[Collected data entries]
--------
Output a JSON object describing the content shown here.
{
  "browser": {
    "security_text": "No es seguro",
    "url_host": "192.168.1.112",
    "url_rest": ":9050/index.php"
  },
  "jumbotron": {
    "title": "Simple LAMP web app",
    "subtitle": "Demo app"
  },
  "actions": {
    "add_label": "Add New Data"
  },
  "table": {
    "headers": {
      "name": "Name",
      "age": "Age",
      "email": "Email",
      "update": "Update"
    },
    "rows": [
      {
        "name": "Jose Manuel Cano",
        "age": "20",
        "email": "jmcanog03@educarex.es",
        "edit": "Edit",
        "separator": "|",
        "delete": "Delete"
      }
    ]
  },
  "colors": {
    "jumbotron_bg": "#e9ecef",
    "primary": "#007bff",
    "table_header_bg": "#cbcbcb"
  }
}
--------
§ YOUR OBJECTIVE
Restate the listing in full, word for word.

§ SOLUTION TO THE PROBLEM
Output a JSON object describing the content shown here.
{
  "browser": {
    "security_text": "No es seguro",
    "url_host": "192.168.1.112",
    "url_rest": ":9050/index.php"
  },
  "jumbotron": {
    "title": "Simple LAMP web app",
    "subtitle": "Demo app"
  },
  "actions": {
    "add_label": "Add New Data"
  },
  "table": {
    "headers": {
      "name": "Name",
      "age": "Age",
      "email": "Email",
      "update": "Update"
    },
    "rows": [
      {
        "name": "Jose Manuel Cano",
        "age": "20",
        "email": "jmcanog03@educarex.es",
        "edit": "Edit",
        "separator": "|",
        "delete": "Delete"
      }
    ]
  },
  "colors": {
    "jumbotron_bg": "#e9ecef",
    "primary": "#007bff",
    "table_header_bg": "#cbcbcb"
  }
}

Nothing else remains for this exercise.